#### [Given request]
Write out all the entries word for word, but skip any images.

============================================================

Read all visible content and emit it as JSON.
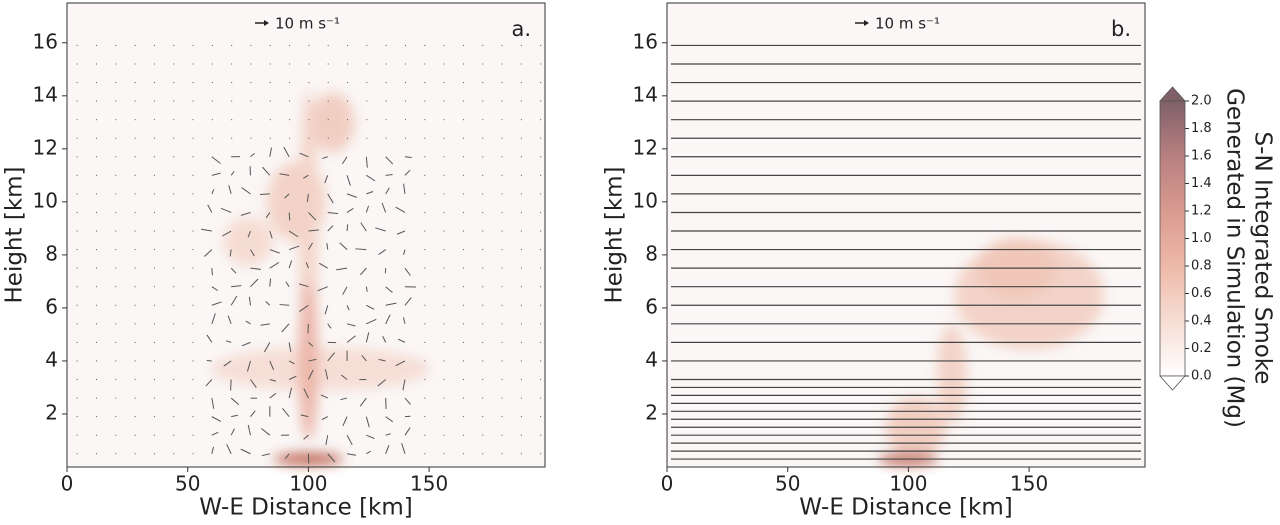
{
  "chart_data": [
    {
      "type": "contour",
      "panel_label": "a.",
      "annotation": "10 m s⁻¹",
      "x_label": "W-E Distance [km]",
      "y_label": "Height [km]",
      "xlim": [
        0,
        198
      ],
      "ylim": [
        0,
        17.5
      ],
      "xticks": [
        0,
        50,
        100,
        150
      ],
      "yticks": [
        2,
        4,
        6,
        8,
        10,
        12,
        14,
        16
      ]
    },
    {
      "type": "contour",
      "panel_label": "b.",
      "annotation": "10 m s⁻¹",
      "x_label": "W-E Distance [km]",
      "y_label": "Height [km]",
      "xlim": [
        0,
        198
      ],
      "ylim": [
        0,
        17.5
      ],
      "xticks": [
        0,
        50,
        100,
        150
      ],
      "yticks": [
        2,
        4,
        6,
        8,
        10,
        12,
        14,
        16
      ],
      "colorbar": {
        "label": [
          "S-N Integrated Smoke",
          "Generated in Simulation (Mg)"
        ],
        "lim": [
          0,
          2
        ],
        "ticks": [
          {
            "value": 0,
            "label": "0.0"
          },
          {
            "value": 0.2,
            "label": "0.2"
          },
          {
            "value": 0.4,
            "label": "0.4"
          },
          {
            "value": 0.6,
            "label": "0.6"
          },
          {
            "value": 0.8,
            "label": "0.8"
          },
          {
            "value": 1,
            "label": "1.0"
          },
          {
            "value": 1.2,
            "label": "1.2"
          },
          {
            "value": 1.4,
            "label": "1.4"
          },
          {
            "value": 1.6,
            "label": "1.6"
          },
          {
            "value": 1.8,
            "label": "1.8"
          },
          {
            "value": 2,
            "label": "2.0"
          }
        ],
        "colors": [
          "#ffffff",
          "#f6ddd4",
          "#eeb9a8",
          "#d99a90",
          "#b88080",
          "#7f6068"
        ]
      }
    }
  ]
}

============================================================

#### [Result of the exercise]
Read all visible content and emit it as JSON.
{
  "chart_data": [
    {
      "type": "contour",
      "panel_label": "a.",
      "annotation": "10 m s⁻¹",
      "x_label": "W-E Distance [km]",
      "y_label": "Height [km]",
      "xlim": [
        0,
        198
      ],
      "ylim": [
        0,
        17.5
      ],
      "xticks": [
        0,
        50,
        100,
        150
      ],
      "yticks": [
        2,
        4,
        6,
        8,
        10,
        12,
        14,
        16
      ]
    },
    {
      "type": "contour",
      "panel_label": "b.",
      "annotation": "10 m s⁻¹",
      "x_label": "W-E Distance [km]",
      "y_label": "Height [km]",
      "xlim": [
        0,
        198
      ],
      "ylim": [
        0,
        17.5
      ],
      "xticks": [
        0,
        50,
        100,
        150
      ],
      "yticks": [
        2,
        4,
        6,
        8,
        10,
        12,
        14,
        16
      ],
      "colorbar": {
        "label": [
          "S-N Integrated Smoke",
          "Generated in Simulation (Mg)"
        ],
        "lim": [
          0,
          2
        ],
        "ticks": [
          {
            "value": 0,
            "label": "0.0"
          },
          {
            "value": 0.2,
            "label": "0.2"
          },
          {
            "value": 0.4,
            "label": "0.4"
          },
          {
            "value": 0.6,
            "label": "0.6"
          },
          {
            "value": 0.8,
            "label": "0.8"
          },
          {
            "value": 1,
            "label": "1.0"
          },
          {
            "value": 1.2,
            "label": "1.2"
          },
          {
            "value": 1.4,
            "label": "1.4"
          },
          {
            "value": 1.6,
            "label": "1.6"
          },
          {
            "value": 1.8,
            "label": "1.8"
          },
          {
            "value": 2,
            "label": "2.0"
          }
        ],
        "colors": [
          "#ffffff",
          "#f6ddd4",
          "#eeb9a8",
          "#d99a90",
          "#b88080",
          "#7f6068"
        ]
      }
    }
  ]
}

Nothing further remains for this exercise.